* [Exercise requirements] Count only the lines of the records that hold "name", then give the number without any other words.

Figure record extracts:
☆ ☆ ☆ ☆ ☆ ☆ ☆

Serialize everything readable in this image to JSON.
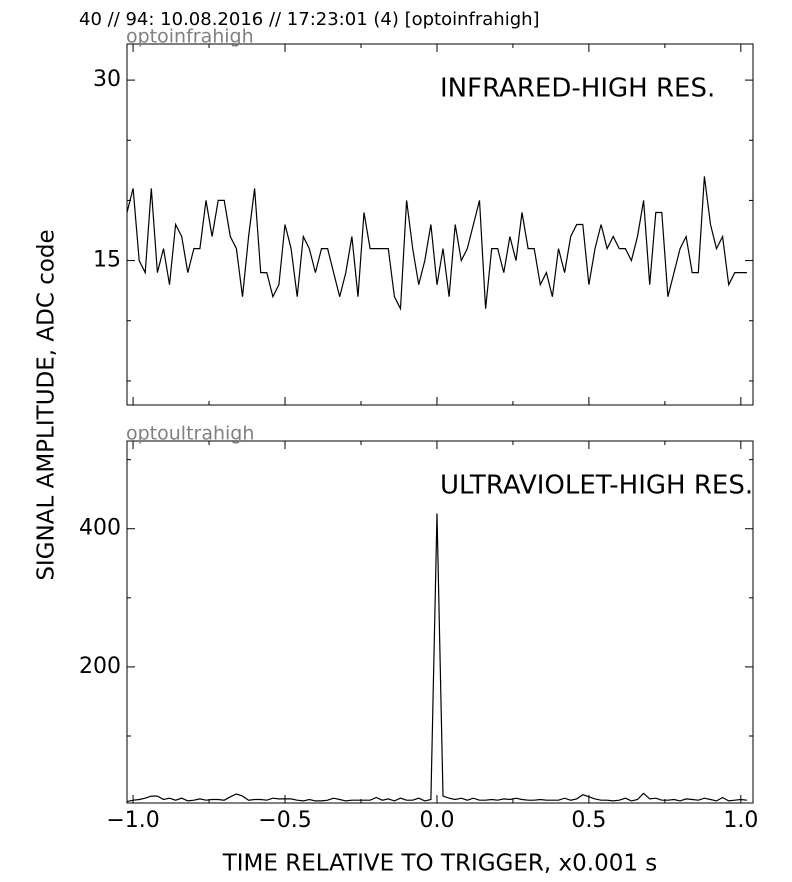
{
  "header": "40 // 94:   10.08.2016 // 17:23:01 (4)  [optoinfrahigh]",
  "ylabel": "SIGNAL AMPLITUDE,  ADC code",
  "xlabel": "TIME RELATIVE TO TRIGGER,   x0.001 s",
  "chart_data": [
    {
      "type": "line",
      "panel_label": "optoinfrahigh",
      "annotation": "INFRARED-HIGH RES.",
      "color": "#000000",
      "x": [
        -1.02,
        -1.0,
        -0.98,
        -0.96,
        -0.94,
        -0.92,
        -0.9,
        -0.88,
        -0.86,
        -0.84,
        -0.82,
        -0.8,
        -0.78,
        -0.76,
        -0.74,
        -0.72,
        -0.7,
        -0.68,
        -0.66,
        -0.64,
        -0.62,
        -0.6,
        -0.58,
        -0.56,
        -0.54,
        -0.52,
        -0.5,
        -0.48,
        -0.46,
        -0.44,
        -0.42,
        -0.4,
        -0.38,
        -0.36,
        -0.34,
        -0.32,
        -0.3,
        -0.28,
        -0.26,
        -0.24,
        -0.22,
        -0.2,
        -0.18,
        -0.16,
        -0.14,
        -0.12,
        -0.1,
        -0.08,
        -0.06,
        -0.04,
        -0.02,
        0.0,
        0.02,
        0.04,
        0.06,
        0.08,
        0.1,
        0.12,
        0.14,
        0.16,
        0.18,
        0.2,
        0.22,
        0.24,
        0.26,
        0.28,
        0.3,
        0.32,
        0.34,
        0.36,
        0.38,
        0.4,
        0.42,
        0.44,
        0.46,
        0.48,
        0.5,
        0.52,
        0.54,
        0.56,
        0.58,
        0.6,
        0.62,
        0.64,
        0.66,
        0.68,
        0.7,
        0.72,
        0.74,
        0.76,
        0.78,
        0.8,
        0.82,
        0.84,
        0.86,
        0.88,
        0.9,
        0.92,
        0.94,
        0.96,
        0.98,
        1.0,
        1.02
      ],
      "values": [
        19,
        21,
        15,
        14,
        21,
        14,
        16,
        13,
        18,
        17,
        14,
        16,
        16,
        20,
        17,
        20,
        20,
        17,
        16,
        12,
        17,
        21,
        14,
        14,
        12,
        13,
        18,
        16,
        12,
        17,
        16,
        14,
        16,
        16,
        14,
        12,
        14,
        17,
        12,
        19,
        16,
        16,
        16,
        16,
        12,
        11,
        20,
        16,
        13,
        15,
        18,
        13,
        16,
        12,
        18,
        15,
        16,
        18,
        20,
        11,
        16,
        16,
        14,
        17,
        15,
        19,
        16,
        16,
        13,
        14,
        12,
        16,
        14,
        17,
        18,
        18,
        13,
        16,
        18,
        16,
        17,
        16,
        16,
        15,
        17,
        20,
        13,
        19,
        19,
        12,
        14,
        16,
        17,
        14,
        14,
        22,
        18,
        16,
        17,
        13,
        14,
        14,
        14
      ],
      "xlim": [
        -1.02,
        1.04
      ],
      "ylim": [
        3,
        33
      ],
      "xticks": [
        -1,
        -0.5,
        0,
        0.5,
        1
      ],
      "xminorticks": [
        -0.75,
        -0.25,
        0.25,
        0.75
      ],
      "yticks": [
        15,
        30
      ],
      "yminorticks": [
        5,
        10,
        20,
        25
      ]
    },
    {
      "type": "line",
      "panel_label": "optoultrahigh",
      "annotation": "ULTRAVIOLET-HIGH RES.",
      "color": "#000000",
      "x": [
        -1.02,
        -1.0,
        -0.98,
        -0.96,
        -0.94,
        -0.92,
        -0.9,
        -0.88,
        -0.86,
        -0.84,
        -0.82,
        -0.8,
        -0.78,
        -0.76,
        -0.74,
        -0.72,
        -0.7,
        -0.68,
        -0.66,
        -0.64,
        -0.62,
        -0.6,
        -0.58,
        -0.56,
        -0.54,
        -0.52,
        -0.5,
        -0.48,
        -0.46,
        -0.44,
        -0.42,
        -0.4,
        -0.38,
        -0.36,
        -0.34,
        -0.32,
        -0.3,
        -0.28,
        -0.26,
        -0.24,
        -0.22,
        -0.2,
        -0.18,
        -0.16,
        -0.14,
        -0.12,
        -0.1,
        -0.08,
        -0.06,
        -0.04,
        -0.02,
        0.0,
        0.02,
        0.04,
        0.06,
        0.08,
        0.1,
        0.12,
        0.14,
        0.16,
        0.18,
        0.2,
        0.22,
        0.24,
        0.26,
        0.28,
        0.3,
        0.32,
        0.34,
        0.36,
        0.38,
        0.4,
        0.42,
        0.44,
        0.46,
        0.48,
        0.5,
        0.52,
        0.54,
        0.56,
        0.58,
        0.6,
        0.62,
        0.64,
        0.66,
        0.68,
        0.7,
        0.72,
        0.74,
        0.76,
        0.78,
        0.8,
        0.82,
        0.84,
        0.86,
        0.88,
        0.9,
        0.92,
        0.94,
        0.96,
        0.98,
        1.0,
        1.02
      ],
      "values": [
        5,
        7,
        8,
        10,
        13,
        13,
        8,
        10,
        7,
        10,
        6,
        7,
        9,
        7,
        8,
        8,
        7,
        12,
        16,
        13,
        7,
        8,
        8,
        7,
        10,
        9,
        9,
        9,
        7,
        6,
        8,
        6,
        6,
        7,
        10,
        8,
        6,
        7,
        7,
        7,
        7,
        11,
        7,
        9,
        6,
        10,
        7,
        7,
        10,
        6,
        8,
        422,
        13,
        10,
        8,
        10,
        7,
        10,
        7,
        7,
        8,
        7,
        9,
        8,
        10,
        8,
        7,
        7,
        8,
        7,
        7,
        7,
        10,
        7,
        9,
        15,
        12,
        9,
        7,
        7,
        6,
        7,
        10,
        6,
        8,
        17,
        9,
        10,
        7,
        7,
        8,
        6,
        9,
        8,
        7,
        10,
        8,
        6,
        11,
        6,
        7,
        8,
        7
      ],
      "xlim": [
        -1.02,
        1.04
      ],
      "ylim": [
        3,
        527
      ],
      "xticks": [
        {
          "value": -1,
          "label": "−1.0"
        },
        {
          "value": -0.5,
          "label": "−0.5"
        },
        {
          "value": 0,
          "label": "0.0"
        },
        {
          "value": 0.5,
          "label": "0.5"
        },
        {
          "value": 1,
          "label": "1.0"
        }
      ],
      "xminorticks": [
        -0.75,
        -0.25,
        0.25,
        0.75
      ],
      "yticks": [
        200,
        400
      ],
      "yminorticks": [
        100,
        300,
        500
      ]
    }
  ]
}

☆ ☆ ☆ ☆ ☆ ☆ ☆

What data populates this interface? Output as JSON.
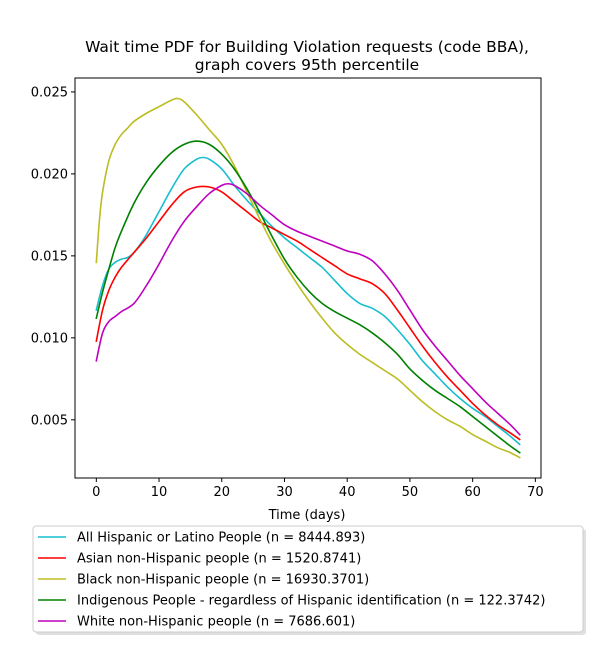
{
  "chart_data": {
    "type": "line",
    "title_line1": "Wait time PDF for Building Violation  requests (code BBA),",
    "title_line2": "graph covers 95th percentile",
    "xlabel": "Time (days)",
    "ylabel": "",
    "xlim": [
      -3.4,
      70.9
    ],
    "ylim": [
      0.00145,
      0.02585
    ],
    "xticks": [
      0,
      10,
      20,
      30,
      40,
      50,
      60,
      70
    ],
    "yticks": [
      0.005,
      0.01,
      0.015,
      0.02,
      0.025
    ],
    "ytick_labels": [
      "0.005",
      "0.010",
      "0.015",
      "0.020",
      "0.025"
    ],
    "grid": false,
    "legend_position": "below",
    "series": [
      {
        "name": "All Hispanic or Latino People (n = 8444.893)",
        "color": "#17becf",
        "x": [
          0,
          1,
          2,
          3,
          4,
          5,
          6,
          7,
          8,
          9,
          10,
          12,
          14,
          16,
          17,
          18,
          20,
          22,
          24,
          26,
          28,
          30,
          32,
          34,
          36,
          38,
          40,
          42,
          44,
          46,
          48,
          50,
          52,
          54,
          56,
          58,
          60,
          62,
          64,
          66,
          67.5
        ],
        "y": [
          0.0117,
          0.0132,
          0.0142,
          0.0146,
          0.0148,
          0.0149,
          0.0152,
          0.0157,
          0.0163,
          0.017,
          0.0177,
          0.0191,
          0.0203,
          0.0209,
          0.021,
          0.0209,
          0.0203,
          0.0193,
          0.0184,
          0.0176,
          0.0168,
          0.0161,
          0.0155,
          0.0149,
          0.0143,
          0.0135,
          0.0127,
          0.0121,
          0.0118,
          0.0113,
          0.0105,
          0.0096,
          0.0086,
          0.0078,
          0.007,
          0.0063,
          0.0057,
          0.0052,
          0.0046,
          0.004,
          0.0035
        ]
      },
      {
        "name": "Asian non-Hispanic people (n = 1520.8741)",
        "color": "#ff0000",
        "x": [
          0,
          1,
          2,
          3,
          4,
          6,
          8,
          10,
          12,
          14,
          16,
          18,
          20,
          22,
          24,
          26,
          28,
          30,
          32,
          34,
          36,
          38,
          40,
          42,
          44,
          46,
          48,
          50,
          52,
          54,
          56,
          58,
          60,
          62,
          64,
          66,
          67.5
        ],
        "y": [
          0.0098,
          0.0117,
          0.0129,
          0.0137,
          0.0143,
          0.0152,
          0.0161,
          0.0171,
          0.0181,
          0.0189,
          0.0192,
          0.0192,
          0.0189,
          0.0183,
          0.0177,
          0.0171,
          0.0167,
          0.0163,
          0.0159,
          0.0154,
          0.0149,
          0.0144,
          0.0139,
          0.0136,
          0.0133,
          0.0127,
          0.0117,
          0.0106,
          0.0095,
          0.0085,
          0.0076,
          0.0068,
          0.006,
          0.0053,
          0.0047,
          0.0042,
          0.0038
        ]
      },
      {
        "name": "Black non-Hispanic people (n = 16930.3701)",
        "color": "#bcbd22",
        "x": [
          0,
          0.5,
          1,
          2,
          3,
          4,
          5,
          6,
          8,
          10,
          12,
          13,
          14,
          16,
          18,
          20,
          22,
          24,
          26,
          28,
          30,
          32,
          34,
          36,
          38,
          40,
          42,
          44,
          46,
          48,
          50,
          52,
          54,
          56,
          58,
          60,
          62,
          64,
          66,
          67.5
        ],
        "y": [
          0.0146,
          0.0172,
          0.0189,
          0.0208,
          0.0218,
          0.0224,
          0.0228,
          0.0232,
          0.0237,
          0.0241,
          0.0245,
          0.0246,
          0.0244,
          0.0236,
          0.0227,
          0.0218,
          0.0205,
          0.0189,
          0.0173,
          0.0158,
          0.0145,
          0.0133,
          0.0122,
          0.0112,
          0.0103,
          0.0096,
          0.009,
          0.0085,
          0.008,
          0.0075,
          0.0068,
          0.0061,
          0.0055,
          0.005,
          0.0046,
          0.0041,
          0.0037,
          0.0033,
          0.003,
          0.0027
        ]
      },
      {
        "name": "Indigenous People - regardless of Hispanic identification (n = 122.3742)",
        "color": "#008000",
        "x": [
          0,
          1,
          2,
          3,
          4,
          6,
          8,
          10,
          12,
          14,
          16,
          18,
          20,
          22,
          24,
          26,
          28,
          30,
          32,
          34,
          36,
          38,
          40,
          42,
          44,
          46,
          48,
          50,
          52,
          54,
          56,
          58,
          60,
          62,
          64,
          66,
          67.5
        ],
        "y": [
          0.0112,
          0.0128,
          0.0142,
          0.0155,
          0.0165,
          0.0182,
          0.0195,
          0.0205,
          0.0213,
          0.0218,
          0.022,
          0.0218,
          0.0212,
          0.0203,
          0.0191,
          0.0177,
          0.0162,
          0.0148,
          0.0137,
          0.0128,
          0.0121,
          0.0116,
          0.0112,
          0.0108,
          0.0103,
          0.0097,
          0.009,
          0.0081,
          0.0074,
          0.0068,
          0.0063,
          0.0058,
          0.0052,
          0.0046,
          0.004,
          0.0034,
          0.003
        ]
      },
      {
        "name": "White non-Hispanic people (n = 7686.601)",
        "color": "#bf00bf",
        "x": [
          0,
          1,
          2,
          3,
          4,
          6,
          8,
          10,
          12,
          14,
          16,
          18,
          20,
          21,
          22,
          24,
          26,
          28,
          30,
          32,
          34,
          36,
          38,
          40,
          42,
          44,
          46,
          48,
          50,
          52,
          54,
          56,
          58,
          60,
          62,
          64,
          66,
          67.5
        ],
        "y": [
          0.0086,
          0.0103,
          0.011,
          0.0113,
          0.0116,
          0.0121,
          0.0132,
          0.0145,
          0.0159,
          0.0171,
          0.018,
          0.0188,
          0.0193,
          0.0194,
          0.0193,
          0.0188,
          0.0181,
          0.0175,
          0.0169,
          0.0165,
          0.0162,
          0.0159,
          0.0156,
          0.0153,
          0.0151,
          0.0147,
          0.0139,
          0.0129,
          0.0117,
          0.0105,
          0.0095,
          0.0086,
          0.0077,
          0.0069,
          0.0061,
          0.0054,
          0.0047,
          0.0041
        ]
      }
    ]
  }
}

☆ ☆ ☆ ☆ ☆ ☆ ☆

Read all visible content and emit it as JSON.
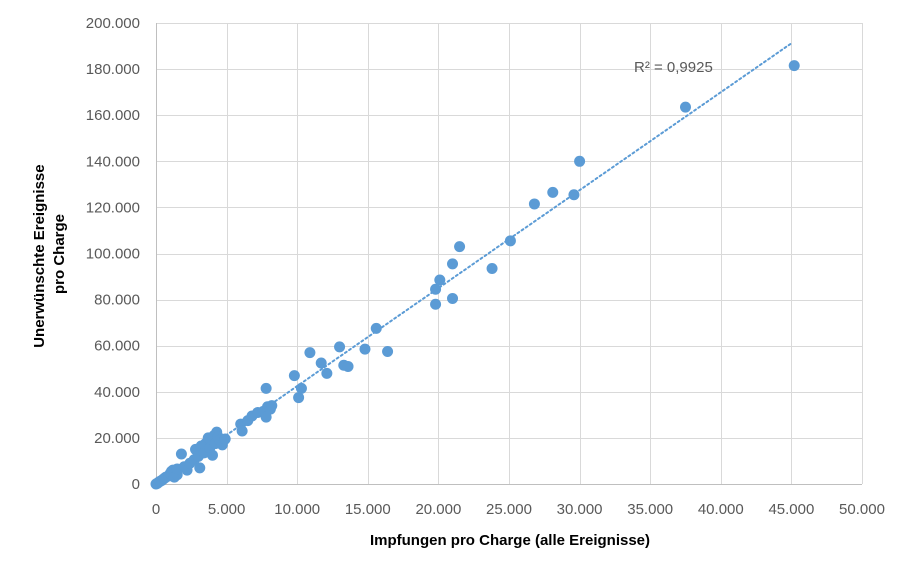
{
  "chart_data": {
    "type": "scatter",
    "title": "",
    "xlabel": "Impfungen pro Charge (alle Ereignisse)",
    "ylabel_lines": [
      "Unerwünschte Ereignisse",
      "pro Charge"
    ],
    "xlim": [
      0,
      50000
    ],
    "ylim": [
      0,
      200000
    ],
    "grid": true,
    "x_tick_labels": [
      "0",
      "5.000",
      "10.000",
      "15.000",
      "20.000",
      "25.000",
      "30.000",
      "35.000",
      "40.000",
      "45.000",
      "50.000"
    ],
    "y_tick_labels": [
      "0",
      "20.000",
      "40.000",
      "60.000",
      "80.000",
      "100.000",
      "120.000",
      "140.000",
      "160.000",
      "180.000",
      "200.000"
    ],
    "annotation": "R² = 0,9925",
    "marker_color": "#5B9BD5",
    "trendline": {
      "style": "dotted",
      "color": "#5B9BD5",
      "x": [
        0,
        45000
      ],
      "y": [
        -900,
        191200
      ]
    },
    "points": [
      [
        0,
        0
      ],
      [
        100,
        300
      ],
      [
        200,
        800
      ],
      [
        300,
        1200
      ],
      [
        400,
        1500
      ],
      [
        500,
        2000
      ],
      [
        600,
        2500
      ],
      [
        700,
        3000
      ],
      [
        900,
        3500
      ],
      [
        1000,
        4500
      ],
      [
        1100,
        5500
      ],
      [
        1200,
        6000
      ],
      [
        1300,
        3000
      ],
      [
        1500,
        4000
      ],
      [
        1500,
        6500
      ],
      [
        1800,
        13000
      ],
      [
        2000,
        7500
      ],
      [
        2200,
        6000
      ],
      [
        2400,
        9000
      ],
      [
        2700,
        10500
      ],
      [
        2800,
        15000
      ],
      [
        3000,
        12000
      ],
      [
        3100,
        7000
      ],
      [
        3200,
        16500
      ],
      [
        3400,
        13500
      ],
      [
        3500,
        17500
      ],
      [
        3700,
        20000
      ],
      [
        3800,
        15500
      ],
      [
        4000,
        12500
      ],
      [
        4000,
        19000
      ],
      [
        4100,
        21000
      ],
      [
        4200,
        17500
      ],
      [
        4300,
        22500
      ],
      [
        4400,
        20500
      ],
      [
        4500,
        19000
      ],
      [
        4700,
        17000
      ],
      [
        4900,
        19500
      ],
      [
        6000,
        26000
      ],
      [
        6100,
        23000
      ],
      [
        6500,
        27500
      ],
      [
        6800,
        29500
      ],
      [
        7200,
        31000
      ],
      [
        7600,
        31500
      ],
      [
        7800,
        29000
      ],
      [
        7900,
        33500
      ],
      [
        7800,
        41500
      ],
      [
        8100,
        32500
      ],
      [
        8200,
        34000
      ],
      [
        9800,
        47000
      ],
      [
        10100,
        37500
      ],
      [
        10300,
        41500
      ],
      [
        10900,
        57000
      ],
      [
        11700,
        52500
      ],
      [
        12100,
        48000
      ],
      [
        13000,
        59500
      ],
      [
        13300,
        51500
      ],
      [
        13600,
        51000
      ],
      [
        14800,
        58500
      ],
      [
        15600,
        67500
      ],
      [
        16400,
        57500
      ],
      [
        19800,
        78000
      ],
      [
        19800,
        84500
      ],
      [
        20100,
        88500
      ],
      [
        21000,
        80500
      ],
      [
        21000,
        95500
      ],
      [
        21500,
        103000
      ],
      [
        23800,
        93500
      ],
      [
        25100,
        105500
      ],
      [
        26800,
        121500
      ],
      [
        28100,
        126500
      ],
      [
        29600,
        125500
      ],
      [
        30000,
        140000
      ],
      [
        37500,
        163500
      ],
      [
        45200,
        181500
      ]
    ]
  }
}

☆ ☆ ☆ ☆ ☆ ☆ ☆

* [Solution to the exercise] 5